- **Given request**:
Using the material below, work out how many lines contain the word "data". Reply with the number and nothing more.
-- begin Input for this task --
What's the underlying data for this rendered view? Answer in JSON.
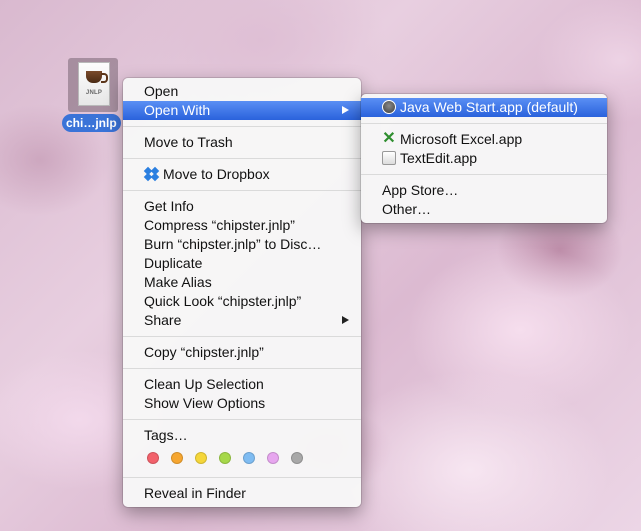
{
  "desktop_file": {
    "icon_label": "JNLP",
    "name": "chi…jnlp",
    "icon_name": "java-coffee-cup-icon"
  },
  "context_menu": {
    "items": [
      {
        "label": "Open"
      },
      {
        "label": "Open With"
      },
      {
        "label": "Move to Trash"
      },
      {
        "label": "Move to Dropbox",
        "icon": "dropbox-icon"
      },
      {
        "label": "Get Info"
      },
      {
        "label": "Compress “chipster.jnlp”"
      },
      {
        "label": "Burn “chipster.jnlp” to Disc…"
      },
      {
        "label": "Duplicate"
      },
      {
        "label": "Make Alias"
      },
      {
        "label": "Quick Look “chipster.jnlp”"
      },
      {
        "label": "Share"
      },
      {
        "label": "Copy “chipster.jnlp”"
      },
      {
        "label": "Clean Up Selection"
      },
      {
        "label": "Show View Options"
      },
      {
        "label": "Tags…"
      },
      {
        "label": "Reveal in Finder"
      }
    ],
    "tags": [
      {
        "name": "Red",
        "color": "#f2616b"
      },
      {
        "name": "Orange",
        "color": "#f6a630"
      },
      {
        "name": "Yellow",
        "color": "#f5d63a"
      },
      {
        "name": "Green",
        "color": "#a6d84a"
      },
      {
        "name": "Blue",
        "color": "#7fbcf2"
      },
      {
        "name": "Purple",
        "color": "#e7a6ef"
      },
      {
        "name": "Gray",
        "color": "#a8a8a8"
      }
    ]
  },
  "open_with_submenu": {
    "items": [
      {
        "label": "Java Web Start.app (default)",
        "icon": "java-icon"
      },
      {
        "label": "Microsoft Excel.app",
        "icon": "excel-icon"
      },
      {
        "label": "TextEdit.app",
        "icon": "textedit-icon"
      },
      {
        "label": "App Store…"
      },
      {
        "label": "Other…"
      }
    ]
  },
  "colors": {
    "highlight": "#2a62dc",
    "selection_label": "#3a73d8"
  }
}
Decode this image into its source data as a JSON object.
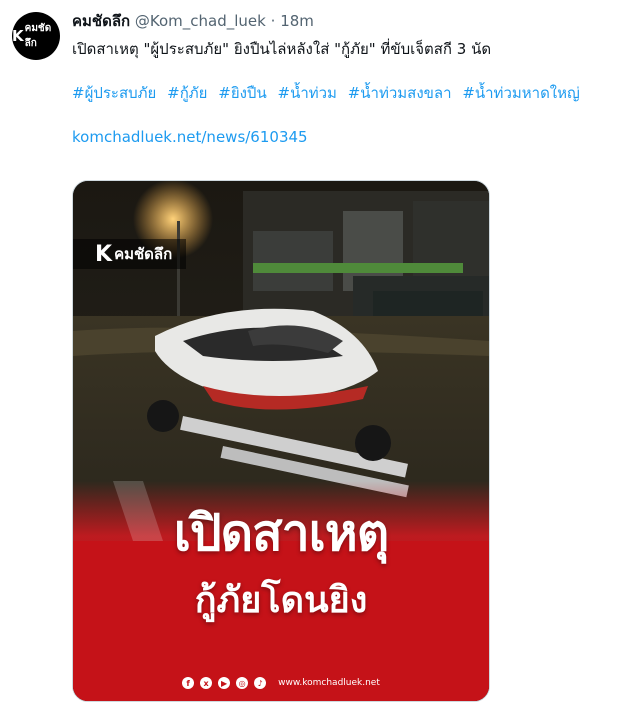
{
  "tweet": {
    "avatar_text": "คมชัดลึก",
    "avatar_k": "K",
    "display_name": "คมชัดลึก",
    "handle": "@Kom_chad_luek",
    "separator": "·",
    "time": "18m",
    "text": "เปิดสาเหตุ \"ผู้ประสบภัย\" ยิงปืนไล่หลังใส่ \"กู้ภัย\" ที่ขับเจ็ตสกี 3 นัด",
    "hashtags": [
      "#ผู้ประสบภัย",
      "#กู้ภัย",
      "#ยิงปืน",
      "#น้ำท่วม",
      "#น้ำท่วมสงขลา",
      "#น้ำท่วมหาดใหญ่"
    ],
    "link": "komchadluek.net/news/610345"
  },
  "media": {
    "brand_k": "K",
    "brand_text": "คมชัดลึก",
    "headline_1": "เปิดสาเหตุ",
    "headline_2": "กู้ภัยโดนยิง",
    "social_icons": [
      "f",
      "x",
      "▶",
      "◎",
      "♪"
    ],
    "social_icon_names": [
      "facebook-icon",
      "x-icon",
      "youtube-icon",
      "instagram-icon",
      "tiktok-icon"
    ],
    "site_url": "www.komchadluek.net",
    "accent_color": "#d71920"
  }
}
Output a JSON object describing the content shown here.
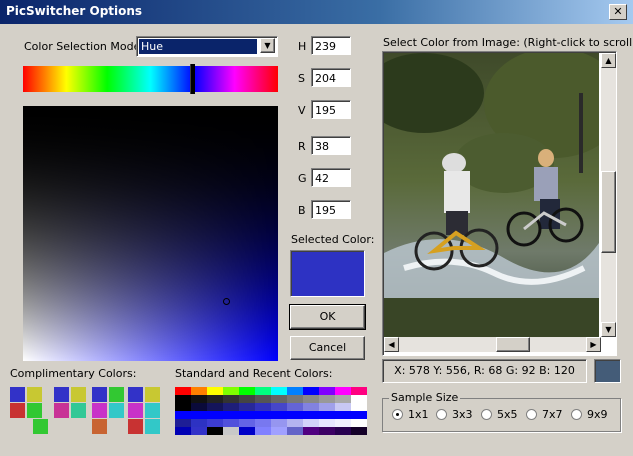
{
  "window": {
    "title": "PicSwitcher Options",
    "close_symbol": "✕"
  },
  "mode": {
    "label": "Color Selection Mode:",
    "value": "Hue"
  },
  "hsv": {
    "h_label": "H",
    "h": "239",
    "s_label": "S",
    "s": "204",
    "v_label": "V",
    "v": "195"
  },
  "rgb": {
    "r_label": "R",
    "r": "38",
    "g_label": "G",
    "g": "42",
    "b_label": "B",
    "b": "195"
  },
  "selected": {
    "label": "Selected Color:",
    "color": "#2d32c3"
  },
  "buttons": {
    "ok": "OK",
    "cancel": "Cancel"
  },
  "image": {
    "label": "Select Color from Image: (Right-click to scroll)",
    "status": "X: 578 Y: 556, R: 68 G: 92 B: 120",
    "status_color": "#445c78"
  },
  "complementary": {
    "label": "Complimentary Colors:",
    "colors": [
      [
        "#3232c8",
        "#c8c832",
        "#c83232",
        "#32c832"
      ],
      [
        "#3232c8",
        "#c8c832",
        "#c83296",
        "#32c896"
      ],
      [
        "#3232c8",
        "#32c832",
        "#c832c8",
        "#32c8c8"
      ],
      [
        "#3232c8",
        "#c8c832",
        "#c832c8",
        "#32c8c8"
      ]
    ]
  },
  "standard": {
    "label": "Standard and Recent Colors:"
  },
  "sample": {
    "label": "Sample Size",
    "options": [
      "1x1",
      "3x3",
      "5x5",
      "7x7",
      "9x9"
    ],
    "selected": "1x1"
  }
}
-- end Input for this task --
- **Exercise solution**:
2